## Task description:
Return the data unchanged, from its first line through the line that contains "curve-label-d: (d) (435, 458, 459, 480)", with both of those lines included.

## Data for this task:
==================================================

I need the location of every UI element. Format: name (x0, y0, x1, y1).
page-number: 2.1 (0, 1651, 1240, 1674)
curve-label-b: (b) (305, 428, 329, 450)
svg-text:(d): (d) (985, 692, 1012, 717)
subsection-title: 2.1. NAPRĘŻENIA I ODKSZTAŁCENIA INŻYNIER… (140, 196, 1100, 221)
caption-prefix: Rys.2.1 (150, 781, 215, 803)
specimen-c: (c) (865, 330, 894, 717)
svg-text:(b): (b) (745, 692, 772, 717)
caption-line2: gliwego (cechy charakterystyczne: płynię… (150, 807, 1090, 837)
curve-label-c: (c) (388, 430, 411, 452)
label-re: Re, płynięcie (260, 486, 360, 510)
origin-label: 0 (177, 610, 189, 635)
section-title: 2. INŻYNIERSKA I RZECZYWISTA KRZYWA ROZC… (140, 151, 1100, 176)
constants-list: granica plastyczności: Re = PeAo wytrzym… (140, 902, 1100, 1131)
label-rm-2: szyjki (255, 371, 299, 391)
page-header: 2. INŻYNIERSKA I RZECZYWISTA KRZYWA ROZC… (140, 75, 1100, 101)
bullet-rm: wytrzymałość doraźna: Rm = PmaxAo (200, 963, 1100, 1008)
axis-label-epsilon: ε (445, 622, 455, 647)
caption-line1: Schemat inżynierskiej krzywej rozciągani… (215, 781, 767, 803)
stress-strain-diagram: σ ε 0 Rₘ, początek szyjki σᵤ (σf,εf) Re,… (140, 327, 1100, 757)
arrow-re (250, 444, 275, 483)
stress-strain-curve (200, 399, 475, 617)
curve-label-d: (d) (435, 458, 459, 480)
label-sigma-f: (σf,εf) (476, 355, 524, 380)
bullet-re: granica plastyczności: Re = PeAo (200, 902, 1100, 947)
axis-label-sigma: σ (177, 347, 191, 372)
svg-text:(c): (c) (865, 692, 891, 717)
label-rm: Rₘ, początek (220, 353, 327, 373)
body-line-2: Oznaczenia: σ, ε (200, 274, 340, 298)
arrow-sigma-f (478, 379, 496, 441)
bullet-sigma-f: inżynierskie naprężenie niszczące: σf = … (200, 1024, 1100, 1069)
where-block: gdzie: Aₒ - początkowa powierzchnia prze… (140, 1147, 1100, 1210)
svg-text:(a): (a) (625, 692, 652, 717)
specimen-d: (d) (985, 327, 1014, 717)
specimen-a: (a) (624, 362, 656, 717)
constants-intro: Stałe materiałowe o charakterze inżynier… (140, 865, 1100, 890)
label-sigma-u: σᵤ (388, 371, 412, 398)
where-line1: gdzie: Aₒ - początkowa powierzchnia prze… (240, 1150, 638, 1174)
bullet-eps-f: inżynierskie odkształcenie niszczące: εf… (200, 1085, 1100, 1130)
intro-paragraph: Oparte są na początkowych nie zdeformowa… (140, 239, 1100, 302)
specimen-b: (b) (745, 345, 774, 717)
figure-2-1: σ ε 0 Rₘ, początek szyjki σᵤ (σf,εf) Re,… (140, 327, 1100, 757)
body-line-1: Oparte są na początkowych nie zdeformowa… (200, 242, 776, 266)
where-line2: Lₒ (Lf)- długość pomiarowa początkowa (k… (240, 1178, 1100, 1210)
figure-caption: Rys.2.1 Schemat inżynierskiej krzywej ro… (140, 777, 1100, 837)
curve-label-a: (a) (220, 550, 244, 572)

==================================================

## Result of the task:
I need the location of every UI element. Format: name (x0, y0, x1, y1).
page-number: 2.1 (0, 1651, 1240, 1674)
curve-label-b: (b) (305, 428, 329, 450)
svg-text:(d): (d) (985, 692, 1012, 717)
subsection-title: 2.1. NAPRĘŻENIA I ODKSZTAŁCENIA INŻYNIER… (140, 196, 1100, 221)
caption-prefix: Rys.2.1 (150, 781, 215, 803)
specimen-c: (c) (865, 330, 894, 717)
svg-text:(b): (b) (745, 692, 772, 717)
caption-line2: gliwego (cechy charakterystyczne: płynię… (150, 807, 1090, 837)
curve-label-c: (c) (388, 430, 411, 452)
label-re: Re, płynięcie (260, 486, 360, 510)
origin-label: 0 (177, 610, 189, 635)
section-title: 2. INŻYNIERSKA I RZECZYWISTA KRZYWA ROZC… (140, 151, 1100, 176)
constants-list: granica plastyczności: Re = PeAo wytrzym… (140, 902, 1100, 1131)
label-rm-2: szyjki (255, 371, 299, 391)
page-header: 2. INŻYNIERSKA I RZECZYWISTA KRZYWA ROZC… (140, 75, 1100, 101)
bullet-rm: wytrzymałość doraźna: Rm = PmaxAo (200, 963, 1100, 1008)
axis-label-epsilon: ε (445, 622, 455, 647)
caption-line1: Schemat inżynierskiej krzywej rozciągani… (215, 781, 767, 803)
stress-strain-diagram: σ ε 0 Rₘ, początek szyjki σᵤ (σf,εf) Re,… (140, 327, 1100, 757)
arrow-re (250, 444, 275, 483)
stress-strain-curve (200, 399, 475, 617)
curve-label-d: (d) (435, 458, 459, 480)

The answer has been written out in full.